Count how many lines of the material hold "Rheology". Respond with that number alone.

————

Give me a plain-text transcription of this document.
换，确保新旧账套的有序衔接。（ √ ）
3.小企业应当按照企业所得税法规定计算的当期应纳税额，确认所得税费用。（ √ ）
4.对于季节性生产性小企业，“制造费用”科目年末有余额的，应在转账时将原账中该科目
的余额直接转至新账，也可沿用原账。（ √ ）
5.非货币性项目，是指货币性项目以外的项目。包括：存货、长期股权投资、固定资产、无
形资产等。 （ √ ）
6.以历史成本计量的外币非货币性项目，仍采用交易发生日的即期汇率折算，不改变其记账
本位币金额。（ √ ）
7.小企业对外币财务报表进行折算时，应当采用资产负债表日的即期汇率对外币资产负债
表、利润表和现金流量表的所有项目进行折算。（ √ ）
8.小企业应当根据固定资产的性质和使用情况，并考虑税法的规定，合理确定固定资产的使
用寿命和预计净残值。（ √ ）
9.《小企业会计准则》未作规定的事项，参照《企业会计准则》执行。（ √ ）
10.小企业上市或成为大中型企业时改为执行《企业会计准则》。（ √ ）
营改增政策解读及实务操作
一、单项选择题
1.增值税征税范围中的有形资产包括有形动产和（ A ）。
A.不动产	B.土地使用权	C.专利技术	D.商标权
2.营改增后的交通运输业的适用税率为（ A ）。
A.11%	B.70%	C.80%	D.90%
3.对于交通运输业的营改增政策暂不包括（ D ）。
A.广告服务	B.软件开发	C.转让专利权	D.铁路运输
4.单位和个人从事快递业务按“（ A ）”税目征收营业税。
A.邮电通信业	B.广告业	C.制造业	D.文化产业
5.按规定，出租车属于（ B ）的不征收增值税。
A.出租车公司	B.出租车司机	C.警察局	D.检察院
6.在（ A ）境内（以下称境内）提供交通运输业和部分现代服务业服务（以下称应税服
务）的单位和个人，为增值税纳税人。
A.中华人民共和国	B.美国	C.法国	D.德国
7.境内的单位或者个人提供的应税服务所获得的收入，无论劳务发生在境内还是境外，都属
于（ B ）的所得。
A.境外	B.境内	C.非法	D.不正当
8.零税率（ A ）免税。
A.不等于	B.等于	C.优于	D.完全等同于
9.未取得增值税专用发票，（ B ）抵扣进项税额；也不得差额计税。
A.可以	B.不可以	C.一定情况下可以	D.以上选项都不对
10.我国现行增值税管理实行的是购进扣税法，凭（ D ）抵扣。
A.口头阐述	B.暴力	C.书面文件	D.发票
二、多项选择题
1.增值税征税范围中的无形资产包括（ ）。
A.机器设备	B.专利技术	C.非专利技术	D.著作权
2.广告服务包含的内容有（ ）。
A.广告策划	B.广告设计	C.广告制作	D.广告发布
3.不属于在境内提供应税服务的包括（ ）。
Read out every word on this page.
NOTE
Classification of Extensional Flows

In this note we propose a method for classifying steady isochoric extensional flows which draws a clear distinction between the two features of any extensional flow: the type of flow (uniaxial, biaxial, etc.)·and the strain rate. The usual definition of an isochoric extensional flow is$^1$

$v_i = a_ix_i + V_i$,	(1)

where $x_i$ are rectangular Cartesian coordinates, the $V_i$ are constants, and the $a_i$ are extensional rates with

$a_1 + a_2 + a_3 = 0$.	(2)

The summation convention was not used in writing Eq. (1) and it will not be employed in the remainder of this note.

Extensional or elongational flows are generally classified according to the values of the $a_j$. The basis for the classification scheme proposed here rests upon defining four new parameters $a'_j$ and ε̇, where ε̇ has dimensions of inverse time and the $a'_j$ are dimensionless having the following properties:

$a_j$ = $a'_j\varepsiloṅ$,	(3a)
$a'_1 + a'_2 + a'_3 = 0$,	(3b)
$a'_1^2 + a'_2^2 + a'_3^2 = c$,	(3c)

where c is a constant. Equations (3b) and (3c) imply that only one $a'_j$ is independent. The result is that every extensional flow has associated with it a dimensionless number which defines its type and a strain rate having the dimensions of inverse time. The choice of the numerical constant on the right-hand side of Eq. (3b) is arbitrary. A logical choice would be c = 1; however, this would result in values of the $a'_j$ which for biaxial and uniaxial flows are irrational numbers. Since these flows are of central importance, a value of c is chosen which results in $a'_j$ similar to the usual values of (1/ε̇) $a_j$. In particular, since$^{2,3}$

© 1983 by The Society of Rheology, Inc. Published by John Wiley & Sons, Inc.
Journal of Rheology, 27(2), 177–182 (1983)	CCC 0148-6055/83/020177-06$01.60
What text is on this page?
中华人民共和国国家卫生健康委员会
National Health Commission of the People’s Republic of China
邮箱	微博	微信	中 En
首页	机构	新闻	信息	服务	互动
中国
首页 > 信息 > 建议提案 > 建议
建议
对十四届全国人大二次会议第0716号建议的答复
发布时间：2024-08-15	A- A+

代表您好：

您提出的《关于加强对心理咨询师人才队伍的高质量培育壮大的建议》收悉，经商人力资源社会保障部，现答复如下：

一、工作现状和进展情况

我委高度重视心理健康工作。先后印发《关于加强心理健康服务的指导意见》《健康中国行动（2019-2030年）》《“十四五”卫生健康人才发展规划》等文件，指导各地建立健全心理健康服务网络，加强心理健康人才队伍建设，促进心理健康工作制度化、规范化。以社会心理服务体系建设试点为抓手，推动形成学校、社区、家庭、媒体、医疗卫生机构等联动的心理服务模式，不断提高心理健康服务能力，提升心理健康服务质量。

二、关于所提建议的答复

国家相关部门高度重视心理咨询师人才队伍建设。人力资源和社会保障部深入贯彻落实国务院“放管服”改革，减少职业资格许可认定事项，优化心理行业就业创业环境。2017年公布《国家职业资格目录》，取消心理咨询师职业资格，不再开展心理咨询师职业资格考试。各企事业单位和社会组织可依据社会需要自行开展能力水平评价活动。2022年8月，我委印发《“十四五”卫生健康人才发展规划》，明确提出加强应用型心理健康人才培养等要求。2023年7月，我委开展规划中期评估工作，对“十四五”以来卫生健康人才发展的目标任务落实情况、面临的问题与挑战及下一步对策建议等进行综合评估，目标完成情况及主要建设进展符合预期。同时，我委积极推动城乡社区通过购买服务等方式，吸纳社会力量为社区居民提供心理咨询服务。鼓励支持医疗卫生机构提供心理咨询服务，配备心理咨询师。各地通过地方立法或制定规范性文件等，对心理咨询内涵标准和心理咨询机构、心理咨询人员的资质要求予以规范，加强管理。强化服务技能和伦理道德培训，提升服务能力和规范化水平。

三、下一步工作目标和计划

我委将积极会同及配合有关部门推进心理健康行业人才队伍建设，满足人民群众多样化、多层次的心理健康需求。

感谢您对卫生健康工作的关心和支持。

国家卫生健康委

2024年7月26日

————

(ANSWER TO THE TASK)
2